──────── Recorded information ────────

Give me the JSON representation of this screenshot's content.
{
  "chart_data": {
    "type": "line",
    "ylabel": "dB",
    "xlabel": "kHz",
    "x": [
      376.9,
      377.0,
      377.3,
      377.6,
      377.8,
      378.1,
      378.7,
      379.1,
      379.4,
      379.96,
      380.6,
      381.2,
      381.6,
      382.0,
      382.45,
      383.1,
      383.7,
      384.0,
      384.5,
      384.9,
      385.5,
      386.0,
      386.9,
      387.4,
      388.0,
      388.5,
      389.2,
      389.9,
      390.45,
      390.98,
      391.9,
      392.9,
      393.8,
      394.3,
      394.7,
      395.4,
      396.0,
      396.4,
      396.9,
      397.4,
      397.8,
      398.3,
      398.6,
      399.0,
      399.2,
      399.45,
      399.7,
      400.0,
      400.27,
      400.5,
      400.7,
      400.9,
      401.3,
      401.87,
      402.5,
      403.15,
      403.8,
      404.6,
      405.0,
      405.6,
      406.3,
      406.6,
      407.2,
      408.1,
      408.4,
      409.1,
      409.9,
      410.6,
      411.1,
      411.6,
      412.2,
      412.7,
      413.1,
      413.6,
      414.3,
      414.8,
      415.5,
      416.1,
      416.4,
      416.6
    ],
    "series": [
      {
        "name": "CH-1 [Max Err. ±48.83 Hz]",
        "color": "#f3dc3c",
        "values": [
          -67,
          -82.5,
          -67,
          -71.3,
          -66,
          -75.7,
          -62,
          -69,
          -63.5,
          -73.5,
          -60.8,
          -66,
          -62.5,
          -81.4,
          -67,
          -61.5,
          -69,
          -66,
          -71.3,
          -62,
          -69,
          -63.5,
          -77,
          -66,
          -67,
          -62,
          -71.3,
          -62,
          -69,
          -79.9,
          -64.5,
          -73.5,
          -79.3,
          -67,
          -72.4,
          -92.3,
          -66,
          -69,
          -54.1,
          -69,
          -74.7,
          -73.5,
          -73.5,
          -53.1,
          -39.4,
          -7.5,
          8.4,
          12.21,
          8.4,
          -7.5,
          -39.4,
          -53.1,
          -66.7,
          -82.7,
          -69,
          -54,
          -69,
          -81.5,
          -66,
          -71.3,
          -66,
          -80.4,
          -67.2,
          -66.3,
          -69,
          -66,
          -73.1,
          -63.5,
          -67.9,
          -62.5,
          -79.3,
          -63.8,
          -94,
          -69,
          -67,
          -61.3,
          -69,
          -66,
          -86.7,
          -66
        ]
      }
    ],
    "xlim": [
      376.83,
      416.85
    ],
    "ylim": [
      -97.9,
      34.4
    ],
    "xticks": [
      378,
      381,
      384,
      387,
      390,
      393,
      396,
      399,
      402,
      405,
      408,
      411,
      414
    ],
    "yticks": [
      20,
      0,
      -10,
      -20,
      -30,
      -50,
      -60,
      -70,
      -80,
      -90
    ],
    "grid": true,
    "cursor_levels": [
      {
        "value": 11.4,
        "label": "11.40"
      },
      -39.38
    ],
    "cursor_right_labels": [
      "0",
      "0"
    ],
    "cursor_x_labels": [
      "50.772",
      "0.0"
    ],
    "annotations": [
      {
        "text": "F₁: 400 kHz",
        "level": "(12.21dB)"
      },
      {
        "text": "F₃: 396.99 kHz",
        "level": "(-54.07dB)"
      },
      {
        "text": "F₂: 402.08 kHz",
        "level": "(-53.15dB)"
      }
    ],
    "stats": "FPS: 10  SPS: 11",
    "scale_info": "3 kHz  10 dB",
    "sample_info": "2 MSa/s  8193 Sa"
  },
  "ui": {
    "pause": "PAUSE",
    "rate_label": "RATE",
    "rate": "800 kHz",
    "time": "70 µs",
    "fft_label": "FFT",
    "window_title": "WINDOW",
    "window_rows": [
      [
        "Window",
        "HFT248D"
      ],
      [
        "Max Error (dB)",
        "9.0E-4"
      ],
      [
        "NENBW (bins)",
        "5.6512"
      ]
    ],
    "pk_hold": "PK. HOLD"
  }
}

────────

**What is being asked**
Check each line of the records for the word "text" and extract those that contain it.

**Exercise answer**
        "text": "F₁: 400 kHz",
        "text": "F₃: 396.99 kHz",
        "text": "F₂: 402.08 kHz",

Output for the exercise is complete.